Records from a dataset
____

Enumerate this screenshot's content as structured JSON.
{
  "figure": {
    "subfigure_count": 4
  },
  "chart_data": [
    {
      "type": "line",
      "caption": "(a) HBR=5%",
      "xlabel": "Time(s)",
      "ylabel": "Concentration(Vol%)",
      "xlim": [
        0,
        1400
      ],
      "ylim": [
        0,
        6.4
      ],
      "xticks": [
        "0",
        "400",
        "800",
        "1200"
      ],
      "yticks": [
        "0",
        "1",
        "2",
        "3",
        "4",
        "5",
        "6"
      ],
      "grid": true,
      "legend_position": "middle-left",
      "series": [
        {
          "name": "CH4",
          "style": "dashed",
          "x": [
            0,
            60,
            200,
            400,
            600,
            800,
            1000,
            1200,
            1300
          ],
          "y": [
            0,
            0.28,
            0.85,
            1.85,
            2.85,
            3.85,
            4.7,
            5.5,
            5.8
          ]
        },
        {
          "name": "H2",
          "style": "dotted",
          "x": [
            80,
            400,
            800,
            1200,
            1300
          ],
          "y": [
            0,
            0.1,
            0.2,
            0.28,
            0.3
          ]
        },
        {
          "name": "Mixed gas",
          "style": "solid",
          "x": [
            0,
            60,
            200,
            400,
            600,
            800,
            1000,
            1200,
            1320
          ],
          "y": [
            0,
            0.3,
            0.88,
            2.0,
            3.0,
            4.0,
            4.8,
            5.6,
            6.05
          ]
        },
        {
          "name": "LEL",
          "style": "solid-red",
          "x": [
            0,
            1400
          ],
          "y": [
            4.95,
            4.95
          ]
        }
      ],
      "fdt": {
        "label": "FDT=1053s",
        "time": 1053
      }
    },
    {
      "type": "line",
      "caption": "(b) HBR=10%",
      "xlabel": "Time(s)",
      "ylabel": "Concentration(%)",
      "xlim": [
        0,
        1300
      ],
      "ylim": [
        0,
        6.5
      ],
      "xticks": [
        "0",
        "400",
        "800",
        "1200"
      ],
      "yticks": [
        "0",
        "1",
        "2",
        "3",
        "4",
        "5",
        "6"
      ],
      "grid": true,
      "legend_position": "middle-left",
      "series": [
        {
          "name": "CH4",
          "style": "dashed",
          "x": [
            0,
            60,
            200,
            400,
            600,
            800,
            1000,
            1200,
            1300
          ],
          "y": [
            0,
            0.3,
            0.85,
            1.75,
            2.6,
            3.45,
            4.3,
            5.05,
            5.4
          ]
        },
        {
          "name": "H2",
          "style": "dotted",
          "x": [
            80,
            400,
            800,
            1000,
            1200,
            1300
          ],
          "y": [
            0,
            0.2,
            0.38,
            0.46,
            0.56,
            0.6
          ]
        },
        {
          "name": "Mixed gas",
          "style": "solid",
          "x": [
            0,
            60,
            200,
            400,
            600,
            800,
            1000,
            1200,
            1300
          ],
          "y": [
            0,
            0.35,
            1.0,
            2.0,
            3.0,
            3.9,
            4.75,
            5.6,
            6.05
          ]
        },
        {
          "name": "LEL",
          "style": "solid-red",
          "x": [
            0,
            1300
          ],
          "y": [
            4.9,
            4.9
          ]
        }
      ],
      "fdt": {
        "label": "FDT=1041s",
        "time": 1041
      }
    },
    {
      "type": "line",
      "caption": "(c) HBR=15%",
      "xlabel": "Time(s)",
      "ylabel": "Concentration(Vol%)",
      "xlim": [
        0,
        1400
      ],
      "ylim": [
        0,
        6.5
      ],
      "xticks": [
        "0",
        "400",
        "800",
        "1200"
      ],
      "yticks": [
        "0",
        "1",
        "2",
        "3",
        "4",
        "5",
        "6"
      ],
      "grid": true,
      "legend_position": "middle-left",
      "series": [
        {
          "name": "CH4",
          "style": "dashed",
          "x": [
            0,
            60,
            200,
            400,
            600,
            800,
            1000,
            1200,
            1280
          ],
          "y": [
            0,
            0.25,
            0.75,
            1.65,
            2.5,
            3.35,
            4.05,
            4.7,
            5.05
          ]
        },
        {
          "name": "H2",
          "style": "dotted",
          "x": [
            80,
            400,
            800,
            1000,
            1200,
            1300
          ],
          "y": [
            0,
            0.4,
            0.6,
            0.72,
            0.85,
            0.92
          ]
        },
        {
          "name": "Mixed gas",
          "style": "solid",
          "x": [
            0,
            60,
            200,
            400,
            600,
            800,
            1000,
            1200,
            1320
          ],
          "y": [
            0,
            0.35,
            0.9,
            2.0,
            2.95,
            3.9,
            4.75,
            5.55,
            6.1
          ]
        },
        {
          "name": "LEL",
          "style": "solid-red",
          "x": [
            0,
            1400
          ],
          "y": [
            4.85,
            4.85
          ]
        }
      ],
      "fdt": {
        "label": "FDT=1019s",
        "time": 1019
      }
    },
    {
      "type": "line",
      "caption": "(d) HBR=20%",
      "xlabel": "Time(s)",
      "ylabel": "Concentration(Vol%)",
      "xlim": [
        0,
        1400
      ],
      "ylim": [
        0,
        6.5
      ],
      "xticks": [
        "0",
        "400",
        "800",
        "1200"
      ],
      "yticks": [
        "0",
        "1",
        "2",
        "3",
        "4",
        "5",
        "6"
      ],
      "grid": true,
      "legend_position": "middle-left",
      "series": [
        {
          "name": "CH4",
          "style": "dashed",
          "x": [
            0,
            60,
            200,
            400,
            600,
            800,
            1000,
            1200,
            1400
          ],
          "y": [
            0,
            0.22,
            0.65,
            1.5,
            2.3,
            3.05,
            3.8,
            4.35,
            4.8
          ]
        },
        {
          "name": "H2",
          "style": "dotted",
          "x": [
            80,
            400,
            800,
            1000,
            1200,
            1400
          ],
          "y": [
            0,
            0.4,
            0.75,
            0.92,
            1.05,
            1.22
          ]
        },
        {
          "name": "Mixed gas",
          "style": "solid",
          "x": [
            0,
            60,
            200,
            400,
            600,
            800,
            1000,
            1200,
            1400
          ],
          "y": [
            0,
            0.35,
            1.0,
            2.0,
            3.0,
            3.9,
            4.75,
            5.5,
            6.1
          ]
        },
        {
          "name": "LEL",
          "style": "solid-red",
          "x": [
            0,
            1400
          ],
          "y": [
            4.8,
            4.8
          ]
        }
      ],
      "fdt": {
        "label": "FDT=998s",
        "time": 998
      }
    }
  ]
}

____

-- YOUR GOAL --
Print out every record again, exactly and in full.

-- FINISHED TASK --
Enumerate this screenshot's content as structured JSON.
{
  "figure": {
    "subfigure_count": 4
  },
  "chart_data": [
    {
      "type": "line",
      "caption": "(a) HBR=5%",
      "xlabel": "Time(s)",
      "ylabel": "Concentration(Vol%)",
      "xlim": [
        0,
        1400
      ],
      "ylim": [
        0,
        6.4
      ],
      "xticks": [
        "0",
        "400",
        "800",
        "1200"
      ],
      "yticks": [
        "0",
        "1",
        "2",
        "3",
        "4",
        "5",
        "6"
      ],
      "grid": true,
      "legend_position": "middle-left",
      "series": [
        {
          "name": "CH4",
          "style": "dashed",
          "x": [
            0,
            60,
            200,
            400,
            600,
            800,
            1000,
            1200,
            1300
          ],
          "y": [
            0,
            0.28,
            0.85,
            1.85,
            2.85,
            3.85,
            4.7,
            5.5,
            5.8
          ]
        },
        {
          "name": "H2",
          "style": "dotted",
          "x": [
            80,
            400,
            800,
            1200,
            1300
          ],
          "y": [
            0,
            0.1,
            0.2,
            0.28,
            0.3
          ]
        },
        {
          "name": "Mixed gas",
          "style": "solid",
          "x": [
            0,
            60,
            200,
            400,
            600,
            800,
            1000,
            1200,
            1320
          ],
          "y": [
            0,
            0.3,
            0.88,
            2.0,
            3.0,
            4.0,
            4.8,
            5.6,
            6.05
          ]
        },
        {
          "name": "LEL",
          "style": "solid-red",
          "x": [
            0,
            1400
          ],
          "y": [
            4.95,
            4.95
          ]
        }
      ],
      "fdt": {
        "label": "FDT=1053s",
        "time": 1053
      }
    },
    {
      "type": "line",
      "caption": "(b) HBR=10%",
      "xlabel": "Time(s)",
      "ylabel": "Concentration(%)",
      "xlim": [
        0,
        1300
      ],
      "ylim": [
        0,
        6.5
      ],
      "xticks": [
        "0",
        "400",
        "800",
        "1200"
      ],
      "yticks": [
        "0",
        "1",
        "2",
        "3",
        "4",
        "5",
        "6"
      ],
      "grid": true,
      "legend_position": "middle-left",
      "series": [
        {
          "name": "CH4",
          "style": "dashed",
          "x": [
            0,
            60,
            200,
            400,
            600,
            800,
            1000,
            1200,
            1300
          ],
          "y": [
            0,
            0.3,
            0.85,
            1.75,
            2.6,
            3.45,
            4.3,
            5.05,
            5.4
          ]
        },
        {
          "name": "H2",
          "style": "dotted",
          "x": [
            80,
            400,
            800,
            1000,
            1200,
            1300
          ],
          "y": [
            0,
            0.2,
            0.38,
            0.46,
            0.56,
            0.6
          ]
        },
        {
          "name": "Mixed gas",
          "style": "solid",
          "x": [
            0,
            60,
            200,
            400,
            600,
            800,
            1000,
            1200,
            1300
          ],
          "y": [
            0,
            0.35,
            1.0,
            2.0,
            3.0,
            3.9,
            4.75,
            5.6,
            6.05
          ]
        },
        {
          "name": "LEL",
          "style": "solid-red",
          "x": [
            0,
            1300
          ],
          "y": [
            4.9,
            4.9
          ]
        }
      ],
      "fdt": {
        "label": "FDT=1041s",
        "time": 1041
      }
    },
    {
      "type": "line",
      "caption": "(c) HBR=15%",
      "xlabel": "Time(s)",
      "ylabel": "Concentration(Vol%)",
      "xlim": [
        0,
        1400
      ],
      "ylim": [
        0,
        6.5
      ],
      "xticks": [
        "0",
        "400",
        "800",
        "1200"
      ],
      "yticks": [
        "0",
        "1",
        "2",
        "3",
        "4",
        "5",
        "6"
      ],
      "grid": true,
      "legend_position": "middle-left",
      "series": [
        {
          "name": "CH4",
          "style": "dashed",
          "x": [
            0,
            60,
            200,
            400,
            600,
            800,
            1000,
            1200,
            1280
          ],
          "y": [
            0,
            0.25,
            0.75,
            1.65,
            2.5,
            3.35,
            4.05,
            4.7,
            5.05
          ]
        },
        {
          "name": "H2",
          "style": "dotted",
          "x": [
            80,
            400,
            800,
            1000,
            1200,
            1300
          ],
          "y": [
            0,
            0.4,
            0.6,
            0.72,
            0.85,
            0.92
          ]
        },
        {
          "name": "Mixed gas",
          "style": "solid",
          "x": [
            0,
            60,
            200,
            400,
            600,
            800,
            1000,
            1200,
            1320
          ],
          "y": [
            0,
            0.35,
            0.9,
            2.0,
            2.95,
            3.9,
            4.75,
            5.55,
            6.1
          ]
        },
        {
          "name": "LEL",
          "style": "solid-red",
          "x": [
            0,
            1400
          ],
          "y": [
            4.85,
            4.85
          ]
        }
      ],
      "fdt": {
        "label": "FDT=1019s",
        "time": 1019
      }
    },
    {
      "type": "line",
      "caption": "(d) HBR=20%",
      "xlabel": "Time(s)",
      "ylabel": "Concentration(Vol%)",
      "xlim": [
        0,
        1400
      ],
      "ylim": [
        0,
        6.5
      ],
      "xticks": [
        "0",
        "400",
        "800",
        "1200"
      ],
      "yticks": [
        "0",
        "1",
        "2",
        "3",
        "4",
        "5",
        "6"
      ],
      "grid": true,
      "legend_position": "middle-left",
      "series": [
        {
          "name": "CH4",
          "style": "dashed",
          "x": [
            0,
            60,
            200,
            400,
            600,
            800,
            1000,
            1200,
            1400
          ],
          "y": [
            0,
            0.22,
            0.65,
            1.5,
            2.3,
            3.05,
            3.8,
            4.35,
            4.8
          ]
        },
        {
          "name": "H2",
          "style": "dotted",
          "x": [
            80,
            400,
            800,
            1000,
            1200,
            1400
          ],
          "y": [
            0,
            0.4,
            0.75,
            0.92,
            1.05,
            1.22
          ]
        },
        {
          "name": "Mixed gas",
          "style": "solid",
          "x": [
            0,
            60,
            200,
            400,
            600,
            800,
            1000,
            1200,
            1400
          ],
          "y": [
            0,
            0.35,
            1.0,
            2.0,
            3.0,
            3.9,
            4.75,
            5.5,
            6.1
          ]
        },
        {
          "name": "LEL",
          "style": "solid-red",
          "x": [
            0,
            1400
          ],
          "y": [
            4.8,
            4.8
          ]
        }
      ],
      "fdt": {
        "label": "FDT=998s",
        "time": 998
      }
    }
  ]
}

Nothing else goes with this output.